**EXERCISE REQUIREMENTS**
Tally the lines below that contain "object". The number is the whole answer.

**DATA SHOWN**
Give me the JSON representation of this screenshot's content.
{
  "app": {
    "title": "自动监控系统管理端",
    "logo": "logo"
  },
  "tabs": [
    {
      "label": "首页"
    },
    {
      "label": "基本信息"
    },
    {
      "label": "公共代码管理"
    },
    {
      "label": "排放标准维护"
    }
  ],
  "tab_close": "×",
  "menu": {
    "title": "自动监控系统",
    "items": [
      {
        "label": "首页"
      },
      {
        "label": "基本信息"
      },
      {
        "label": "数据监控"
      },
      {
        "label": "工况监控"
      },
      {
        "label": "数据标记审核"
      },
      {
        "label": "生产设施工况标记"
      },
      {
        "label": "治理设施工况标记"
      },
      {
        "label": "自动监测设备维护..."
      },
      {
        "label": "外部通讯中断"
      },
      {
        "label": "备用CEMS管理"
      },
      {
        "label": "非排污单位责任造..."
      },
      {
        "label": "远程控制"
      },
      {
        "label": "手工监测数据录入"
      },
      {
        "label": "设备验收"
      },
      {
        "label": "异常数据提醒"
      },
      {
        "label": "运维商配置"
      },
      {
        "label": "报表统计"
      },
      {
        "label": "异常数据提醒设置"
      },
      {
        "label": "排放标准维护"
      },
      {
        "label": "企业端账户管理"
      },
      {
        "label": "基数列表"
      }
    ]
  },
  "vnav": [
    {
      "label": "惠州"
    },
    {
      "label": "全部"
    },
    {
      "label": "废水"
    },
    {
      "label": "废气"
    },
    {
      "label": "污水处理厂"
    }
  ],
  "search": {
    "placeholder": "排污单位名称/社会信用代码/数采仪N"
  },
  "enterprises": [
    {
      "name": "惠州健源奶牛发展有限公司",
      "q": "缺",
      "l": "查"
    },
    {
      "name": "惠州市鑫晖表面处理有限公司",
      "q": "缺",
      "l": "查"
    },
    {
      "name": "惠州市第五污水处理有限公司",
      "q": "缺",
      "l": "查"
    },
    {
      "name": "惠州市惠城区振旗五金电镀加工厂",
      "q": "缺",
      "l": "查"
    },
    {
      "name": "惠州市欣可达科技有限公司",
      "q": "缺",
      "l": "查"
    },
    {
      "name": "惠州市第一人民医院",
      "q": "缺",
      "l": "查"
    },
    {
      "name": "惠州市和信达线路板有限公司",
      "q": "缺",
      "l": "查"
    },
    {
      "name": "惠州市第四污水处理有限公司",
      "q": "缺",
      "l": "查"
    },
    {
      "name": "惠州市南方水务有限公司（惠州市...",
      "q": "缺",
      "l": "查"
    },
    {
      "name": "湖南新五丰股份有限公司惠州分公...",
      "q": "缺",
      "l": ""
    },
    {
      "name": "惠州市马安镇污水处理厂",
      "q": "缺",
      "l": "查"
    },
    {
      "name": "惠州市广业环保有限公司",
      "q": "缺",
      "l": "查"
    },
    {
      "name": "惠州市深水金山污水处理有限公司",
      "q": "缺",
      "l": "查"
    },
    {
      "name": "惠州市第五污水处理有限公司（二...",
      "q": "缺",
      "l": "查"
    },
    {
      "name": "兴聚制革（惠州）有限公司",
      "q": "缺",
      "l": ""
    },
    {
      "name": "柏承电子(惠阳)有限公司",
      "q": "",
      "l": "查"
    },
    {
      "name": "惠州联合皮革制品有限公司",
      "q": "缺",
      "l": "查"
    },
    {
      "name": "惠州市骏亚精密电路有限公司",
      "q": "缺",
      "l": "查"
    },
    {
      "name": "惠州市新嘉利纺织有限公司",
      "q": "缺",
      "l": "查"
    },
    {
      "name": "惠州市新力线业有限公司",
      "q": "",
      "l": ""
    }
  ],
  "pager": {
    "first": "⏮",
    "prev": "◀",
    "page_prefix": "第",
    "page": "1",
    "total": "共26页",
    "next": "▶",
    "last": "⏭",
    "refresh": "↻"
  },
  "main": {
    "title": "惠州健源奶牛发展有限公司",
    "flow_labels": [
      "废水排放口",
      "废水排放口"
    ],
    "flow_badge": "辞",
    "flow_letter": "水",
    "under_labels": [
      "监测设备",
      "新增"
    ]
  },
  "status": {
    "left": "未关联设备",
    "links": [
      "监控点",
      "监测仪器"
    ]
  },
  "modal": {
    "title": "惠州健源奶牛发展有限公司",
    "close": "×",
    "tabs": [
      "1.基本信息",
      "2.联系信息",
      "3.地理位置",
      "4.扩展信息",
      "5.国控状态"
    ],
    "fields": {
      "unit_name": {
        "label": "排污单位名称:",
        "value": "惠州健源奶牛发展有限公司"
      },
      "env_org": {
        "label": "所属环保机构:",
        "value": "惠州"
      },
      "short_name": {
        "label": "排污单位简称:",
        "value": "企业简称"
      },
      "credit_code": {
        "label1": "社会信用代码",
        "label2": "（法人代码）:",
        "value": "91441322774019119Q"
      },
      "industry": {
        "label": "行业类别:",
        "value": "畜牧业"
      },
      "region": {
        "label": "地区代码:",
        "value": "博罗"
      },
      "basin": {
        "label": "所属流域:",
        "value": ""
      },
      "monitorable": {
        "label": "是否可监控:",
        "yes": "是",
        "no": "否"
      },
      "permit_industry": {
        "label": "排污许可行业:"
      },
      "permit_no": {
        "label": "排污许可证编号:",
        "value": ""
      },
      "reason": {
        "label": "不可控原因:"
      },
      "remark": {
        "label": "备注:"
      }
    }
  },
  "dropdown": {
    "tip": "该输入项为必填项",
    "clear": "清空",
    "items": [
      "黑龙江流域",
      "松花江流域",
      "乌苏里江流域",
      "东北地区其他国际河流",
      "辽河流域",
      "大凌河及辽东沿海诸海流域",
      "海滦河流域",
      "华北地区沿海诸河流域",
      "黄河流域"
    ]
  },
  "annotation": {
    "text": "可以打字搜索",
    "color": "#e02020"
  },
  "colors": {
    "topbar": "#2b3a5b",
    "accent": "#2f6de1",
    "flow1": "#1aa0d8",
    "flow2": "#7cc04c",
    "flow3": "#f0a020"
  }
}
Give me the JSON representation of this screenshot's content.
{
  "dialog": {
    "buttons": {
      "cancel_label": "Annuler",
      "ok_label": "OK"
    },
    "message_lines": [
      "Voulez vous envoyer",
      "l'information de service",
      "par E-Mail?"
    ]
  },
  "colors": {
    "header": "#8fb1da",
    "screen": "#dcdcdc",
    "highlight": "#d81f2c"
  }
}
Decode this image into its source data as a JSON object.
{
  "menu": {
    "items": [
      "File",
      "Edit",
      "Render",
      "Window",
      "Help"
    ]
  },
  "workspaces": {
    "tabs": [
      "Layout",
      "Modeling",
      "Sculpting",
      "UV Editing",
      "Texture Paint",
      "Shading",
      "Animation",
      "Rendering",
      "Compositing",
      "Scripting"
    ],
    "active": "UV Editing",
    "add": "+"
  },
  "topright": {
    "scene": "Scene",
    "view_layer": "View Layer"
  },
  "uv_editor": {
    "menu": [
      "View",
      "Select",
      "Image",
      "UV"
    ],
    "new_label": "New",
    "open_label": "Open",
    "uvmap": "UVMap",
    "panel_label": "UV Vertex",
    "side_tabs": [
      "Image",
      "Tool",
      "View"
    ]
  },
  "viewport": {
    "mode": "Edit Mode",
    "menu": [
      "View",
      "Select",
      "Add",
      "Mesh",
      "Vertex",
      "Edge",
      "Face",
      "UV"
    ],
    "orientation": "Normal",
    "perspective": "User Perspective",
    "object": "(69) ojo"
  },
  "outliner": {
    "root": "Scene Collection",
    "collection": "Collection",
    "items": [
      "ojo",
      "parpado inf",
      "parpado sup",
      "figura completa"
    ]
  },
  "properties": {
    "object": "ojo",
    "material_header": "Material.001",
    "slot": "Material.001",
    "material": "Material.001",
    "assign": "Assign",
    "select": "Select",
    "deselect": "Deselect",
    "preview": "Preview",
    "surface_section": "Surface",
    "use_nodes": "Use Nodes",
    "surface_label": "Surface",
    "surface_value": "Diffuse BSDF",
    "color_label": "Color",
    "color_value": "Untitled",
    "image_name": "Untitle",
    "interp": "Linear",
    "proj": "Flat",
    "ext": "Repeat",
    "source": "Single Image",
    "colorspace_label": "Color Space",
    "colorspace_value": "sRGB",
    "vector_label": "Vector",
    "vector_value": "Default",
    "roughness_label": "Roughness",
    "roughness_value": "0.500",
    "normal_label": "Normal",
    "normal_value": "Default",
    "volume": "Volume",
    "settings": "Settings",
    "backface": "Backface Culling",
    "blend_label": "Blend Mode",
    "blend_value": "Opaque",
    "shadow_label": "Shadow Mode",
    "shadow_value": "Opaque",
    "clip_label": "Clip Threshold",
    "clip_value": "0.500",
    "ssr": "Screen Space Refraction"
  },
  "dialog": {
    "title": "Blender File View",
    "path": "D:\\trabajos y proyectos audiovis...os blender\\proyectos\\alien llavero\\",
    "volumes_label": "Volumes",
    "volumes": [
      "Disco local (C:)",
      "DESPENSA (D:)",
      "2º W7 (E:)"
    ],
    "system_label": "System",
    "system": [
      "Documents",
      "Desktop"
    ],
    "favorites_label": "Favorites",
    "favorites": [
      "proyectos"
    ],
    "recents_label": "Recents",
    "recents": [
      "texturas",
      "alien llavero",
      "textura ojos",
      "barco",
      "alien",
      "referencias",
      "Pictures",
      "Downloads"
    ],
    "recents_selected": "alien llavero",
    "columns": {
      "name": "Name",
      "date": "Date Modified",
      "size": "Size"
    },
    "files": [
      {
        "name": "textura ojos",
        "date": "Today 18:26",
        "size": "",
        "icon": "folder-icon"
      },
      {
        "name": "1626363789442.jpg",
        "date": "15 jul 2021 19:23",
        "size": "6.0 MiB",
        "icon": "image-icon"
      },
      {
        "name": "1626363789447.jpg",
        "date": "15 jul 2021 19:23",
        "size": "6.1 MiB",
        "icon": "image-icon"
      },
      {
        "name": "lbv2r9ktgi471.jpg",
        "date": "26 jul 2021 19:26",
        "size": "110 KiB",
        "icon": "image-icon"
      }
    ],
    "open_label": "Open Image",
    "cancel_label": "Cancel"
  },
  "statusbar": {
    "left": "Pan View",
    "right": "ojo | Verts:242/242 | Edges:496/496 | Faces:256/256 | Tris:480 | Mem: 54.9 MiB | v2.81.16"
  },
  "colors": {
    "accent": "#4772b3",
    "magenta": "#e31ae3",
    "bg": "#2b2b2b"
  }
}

**SOLUTION**
3